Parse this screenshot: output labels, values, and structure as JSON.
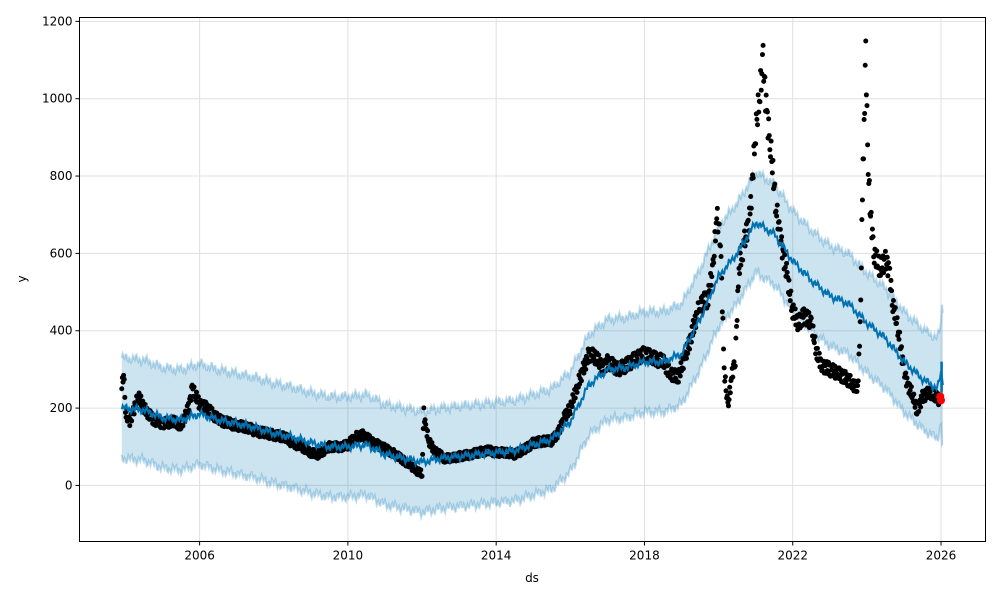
{
  "chart_data": {
    "type": "scatter",
    "title": "",
    "xlabel": "ds",
    "ylabel": "y",
    "xlim": [
      2002.76,
      2027.2
    ],
    "ylim": [
      -145,
      1210
    ],
    "grid": true,
    "xticks": [
      2006,
      2010,
      2014,
      2018,
      2022,
      2026
    ],
    "yticks": [
      0,
      200,
      400,
      600,
      800,
      1000,
      1200
    ],
    "colors": {
      "observed": "#000000",
      "forecast": "#0072B2",
      "interval": "#0072B2",
      "latest": "#ff0000"
    },
    "observed": [
      [
        2003.9,
        250
      ],
      [
        2003.95,
        300
      ],
      [
        2004.0,
        190
      ],
      [
        2004.1,
        160
      ],
      [
        2004.2,
        190
      ],
      [
        2004.35,
        230
      ],
      [
        2004.5,
        200
      ],
      [
        2004.75,
        170
      ],
      [
        2005.0,
        160
      ],
      [
        2005.3,
        165
      ],
      [
        2005.5,
        155
      ],
      [
        2005.7,
        200
      ],
      [
        2005.8,
        250
      ],
      [
        2005.9,
        230
      ],
      [
        2006.0,
        210
      ],
      [
        2006.2,
        200
      ],
      [
        2006.5,
        170
      ],
      [
        2006.8,
        160
      ],
      [
        2007.0,
        155
      ],
      [
        2007.3,
        150
      ],
      [
        2007.5,
        140
      ],
      [
        2007.8,
        135
      ],
      [
        2008.0,
        130
      ],
      [
        2008.3,
        125
      ],
      [
        2008.5,
        110
      ],
      [
        2008.75,
        100
      ],
      [
        2009.0,
        85
      ],
      [
        2009.2,
        80
      ],
      [
        2009.5,
        100
      ],
      [
        2009.8,
        100
      ],
      [
        2010.0,
        105
      ],
      [
        2010.2,
        125
      ],
      [
        2010.4,
        130
      ],
      [
        2010.7,
        110
      ],
      [
        2011.0,
        95
      ],
      [
        2011.2,
        85
      ],
      [
        2011.5,
        65
      ],
      [
        2011.7,
        50
      ],
      [
        2011.9,
        35
      ],
      [
        2012.0,
        30
      ],
      [
        2012.05,
        190
      ],
      [
        2012.1,
        150
      ],
      [
        2012.2,
        110
      ],
      [
        2012.35,
        90
      ],
      [
        2012.6,
        70
      ],
      [
        2012.8,
        70
      ],
      [
        2013.0,
        75
      ],
      [
        2013.3,
        80
      ],
      [
        2013.5,
        85
      ],
      [
        2013.8,
        90
      ],
      [
        2014.0,
        85
      ],
      [
        2014.3,
        85
      ],
      [
        2014.5,
        80
      ],
      [
        2014.8,
        95
      ],
      [
        2015.0,
        110
      ],
      [
        2015.3,
        115
      ],
      [
        2015.5,
        115
      ],
      [
        2015.7,
        140
      ],
      [
        2015.85,
        180
      ],
      [
        2016.0,
        200
      ],
      [
        2016.2,
        260
      ],
      [
        2016.35,
        300
      ],
      [
        2016.5,
        340
      ],
      [
        2016.7,
        330
      ],
      [
        2016.9,
        300
      ],
      [
        2017.0,
        320
      ],
      [
        2017.3,
        300
      ],
      [
        2017.5,
        310
      ],
      [
        2017.8,
        330
      ],
      [
        2018.0,
        340
      ],
      [
        2018.2,
        330
      ],
      [
        2018.5,
        320
      ],
      [
        2018.7,
        290
      ],
      [
        2018.9,
        280
      ],
      [
        2019.1,
        330
      ],
      [
        2019.3,
        400
      ],
      [
        2019.5,
        470
      ],
      [
        2019.7,
        480
      ],
      [
        2019.85,
        560
      ],
      [
        2019.95,
        700
      ],
      [
        2020.05,
        640
      ],
      [
        2020.15,
        300
      ],
      [
        2020.25,
        200
      ],
      [
        2020.35,
        280
      ],
      [
        2020.45,
        330
      ],
      [
        2020.55,
        560
      ],
      [
        2020.7,
        630
      ],
      [
        2020.85,
        700
      ],
      [
        2021.0,
        920
      ],
      [
        2021.1,
        1000
      ],
      [
        2021.2,
        1100
      ],
      [
        2021.3,
        960
      ],
      [
        2021.4,
        880
      ],
      [
        2021.55,
        720
      ],
      [
        2021.7,
        620
      ],
      [
        2021.85,
        540
      ],
      [
        2022.0,
        450
      ],
      [
        2022.15,
        420
      ],
      [
        2022.3,
        440
      ],
      [
        2022.5,
        420
      ],
      [
        2022.65,
        340
      ],
      [
        2022.8,
        310
      ],
      [
        2023.0,
        300
      ],
      [
        2023.2,
        290
      ],
      [
        2023.4,
        280
      ],
      [
        2023.6,
        265
      ],
      [
        2023.75,
        250
      ],
      [
        2023.82,
        400
      ],
      [
        2023.88,
        750
      ],
      [
        2023.94,
        1000
      ],
      [
        2023.97,
        1140
      ],
      [
        2024.02,
        850
      ],
      [
        2024.1,
        700
      ],
      [
        2024.2,
        600
      ],
      [
        2024.35,
        560
      ],
      [
        2024.5,
        580
      ],
      [
        2024.6,
        560
      ],
      [
        2024.7,
        470
      ],
      [
        2024.85,
        400
      ],
      [
        2025.0,
        300
      ],
      [
        2025.1,
        260
      ],
      [
        2025.25,
        230
      ],
      [
        2025.35,
        190
      ],
      [
        2025.5,
        230
      ],
      [
        2025.7,
        240
      ],
      [
        2025.85,
        230
      ],
      [
        2025.95,
        220
      ]
    ],
    "latest": [
      [
        2025.98,
        230
      ],
      [
        2026.0,
        220
      ]
    ],
    "forecast": [
      [
        2003.9,
        200
      ],
      [
        2004.5,
        195
      ],
      [
        2005.0,
        175
      ],
      [
        2005.5,
        170
      ],
      [
        2006.0,
        185
      ],
      [
        2006.5,
        170
      ],
      [
        2007.0,
        160
      ],
      [
        2007.5,
        150
      ],
      [
        2008.0,
        135
      ],
      [
        2008.5,
        125
      ],
      [
        2009.0,
        110
      ],
      [
        2009.5,
        100
      ],
      [
        2010.0,
        100
      ],
      [
        2010.5,
        105
      ],
      [
        2011.0,
        80
      ],
      [
        2011.5,
        70
      ],
      [
        2012.0,
        60
      ],
      [
        2012.5,
        70
      ],
      [
        2013.0,
        75
      ],
      [
        2013.5,
        80
      ],
      [
        2014.0,
        85
      ],
      [
        2014.5,
        90
      ],
      [
        2015.0,
        105
      ],
      [
        2015.5,
        120
      ],
      [
        2016.0,
        165
      ],
      [
        2016.5,
        260
      ],
      [
        2017.0,
        300
      ],
      [
        2017.5,
        305
      ],
      [
        2018.0,
        320
      ],
      [
        2018.5,
        320
      ],
      [
        2019.0,
        340
      ],
      [
        2019.5,
        430
      ],
      [
        2020.0,
        540
      ],
      [
        2020.5,
        600
      ],
      [
        2021.0,
        680
      ],
      [
        2021.5,
        650
      ],
      [
        2022.0,
        580
      ],
      [
        2022.5,
        530
      ],
      [
        2023.0,
        490
      ],
      [
        2023.5,
        470
      ],
      [
        2024.0,
        420
      ],
      [
        2024.5,
        380
      ],
      [
        2025.0,
        320
      ],
      [
        2025.5,
        275
      ],
      [
        2025.9,
        250
      ],
      [
        2026.0,
        290
      ],
      [
        2026.05,
        270
      ]
    ],
    "interval_halfwidth": 130
  }
}
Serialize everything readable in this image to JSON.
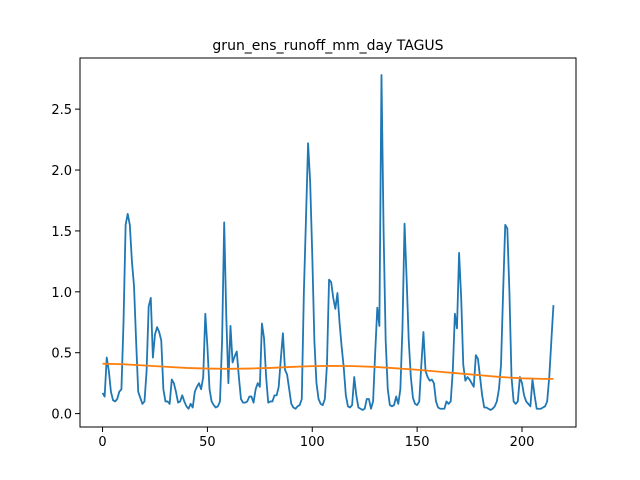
{
  "chart_data": {
    "type": "line",
    "title": "grun_ens_runoff_mm_day TAGUS",
    "xlim": [
      -10.75,
      225.75
    ],
    "xticks": [
      0,
      50,
      100,
      150,
      200
    ],
    "ylim": [
      -0.11,
      2.92
    ],
    "yticks": [
      {
        "value": 0,
        "label": "0.0"
      },
      {
        "value": 0.5,
        "label": "0.5"
      },
      {
        "value": 1,
        "label": "1.0"
      },
      {
        "value": 1.5,
        "label": "1.5"
      },
      {
        "value": 2,
        "label": "2.0"
      },
      {
        "value": 2.5,
        "label": "2.5"
      }
    ],
    "series": [
      {
        "color": "#1f77b4",
        "values": [
          0.17,
          0.14,
          0.46,
          0.35,
          0.18,
          0.11,
          0.1,
          0.12,
          0.18,
          0.2,
          0.75,
          1.55,
          1.64,
          1.55,
          1.25,
          1.05,
          0.6,
          0.18,
          0.13,
          0.08,
          0.1,
          0.35,
          0.88,
          0.95,
          0.46,
          0.65,
          0.71,
          0.67,
          0.6,
          0.2,
          0.1,
          0.1,
          0.08,
          0.28,
          0.25,
          0.18,
          0.09,
          0.1,
          0.15,
          0.1,
          0.06,
          0.04,
          0.08,
          0.05,
          0.18,
          0.22,
          0.25,
          0.2,
          0.3,
          0.82,
          0.55,
          0.2,
          0.1,
          0.07,
          0.05,
          0.06,
          0.1,
          0.6,
          1.57,
          0.8,
          0.25,
          0.72,
          0.42,
          0.47,
          0.51,
          0.3,
          0.12,
          0.09,
          0.09,
          0.1,
          0.14,
          0.14,
          0.09,
          0.2,
          0.25,
          0.22,
          0.74,
          0.62,
          0.3,
          0.09,
          0.1,
          0.1,
          0.15,
          0.15,
          0.22,
          0.45,
          0.66,
          0.36,
          0.32,
          0.2,
          0.08,
          0.05,
          0.04,
          0.06,
          0.07,
          0.12,
          1.0,
          1.6,
          2.22,
          1.9,
          1.3,
          0.6,
          0.25,
          0.12,
          0.08,
          0.07,
          0.12,
          0.4,
          1.1,
          1.08,
          0.95,
          0.86,
          0.99,
          0.75,
          0.55,
          0.38,
          0.15,
          0.06,
          0.05,
          0.07,
          0.3,
          0.15,
          0.05,
          0.04,
          0.03,
          0.04,
          0.12,
          0.12,
          0.04,
          0.1,
          0.5,
          0.87,
          0.72,
          2.78,
          1.5,
          0.6,
          0.2,
          0.07,
          0.06,
          0.07,
          0.14,
          0.08,
          0.2,
          0.7,
          1.56,
          1.1,
          0.6,
          0.3,
          0.13,
          0.08,
          0.07,
          0.1,
          0.4,
          0.67,
          0.35,
          0.3,
          0.27,
          0.28,
          0.25,
          0.1,
          0.05,
          0.04,
          0.04,
          0.04,
          0.1,
          0.08,
          0.1,
          0.35,
          0.82,
          0.7,
          1.32,
          0.95,
          0.4,
          0.27,
          0.3,
          0.28,
          0.25,
          0.22,
          0.48,
          0.45,
          0.3,
          0.15,
          0.05,
          0.05,
          0.04,
          0.03,
          0.04,
          0.06,
          0.1,
          0.2,
          0.4,
          1.0,
          1.55,
          1.52,
          1.0,
          0.3,
          0.1,
          0.08,
          0.1,
          0.3,
          0.25,
          0.15,
          0.1,
          0.08,
          0.06,
          0.28,
          0.15,
          0.04,
          0.04,
          0.04,
          0.05,
          0.06,
          0.1,
          0.3,
          0.6,
          0.89
        ]
      },
      {
        "color": "#ff7f0e",
        "x": [
          0,
          10,
          20,
          30,
          40,
          50,
          60,
          70,
          80,
          90,
          100,
          110,
          120,
          130,
          140,
          150,
          160,
          170,
          180,
          190,
          200,
          210,
          215
        ],
        "values": [
          0.41,
          0.405,
          0.395,
          0.385,
          0.375,
          0.37,
          0.368,
          0.37,
          0.375,
          0.383,
          0.39,
          0.392,
          0.39,
          0.383,
          0.372,
          0.36,
          0.345,
          0.33,
          0.315,
          0.3,
          0.29,
          0.285,
          0.285
        ]
      }
    ]
  }
}
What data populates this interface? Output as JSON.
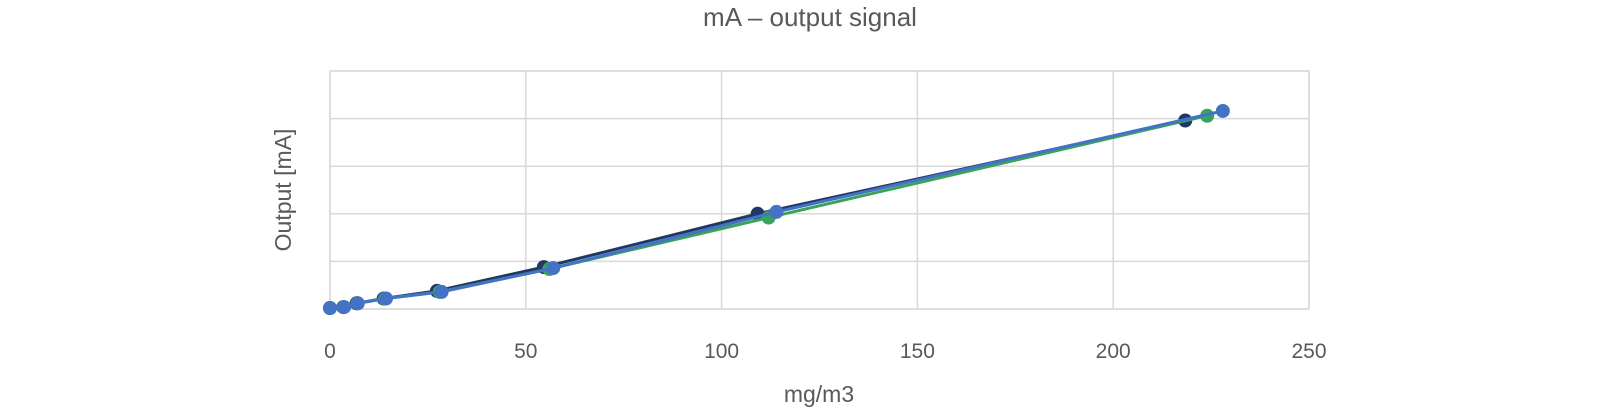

--

- [EXERCISE]:
Identify lines with the string "title". Copy each one.

- [TASK ANSWER]:
    "title": "",
    "title": "grun_ens_runoff_mm_day TAGUS",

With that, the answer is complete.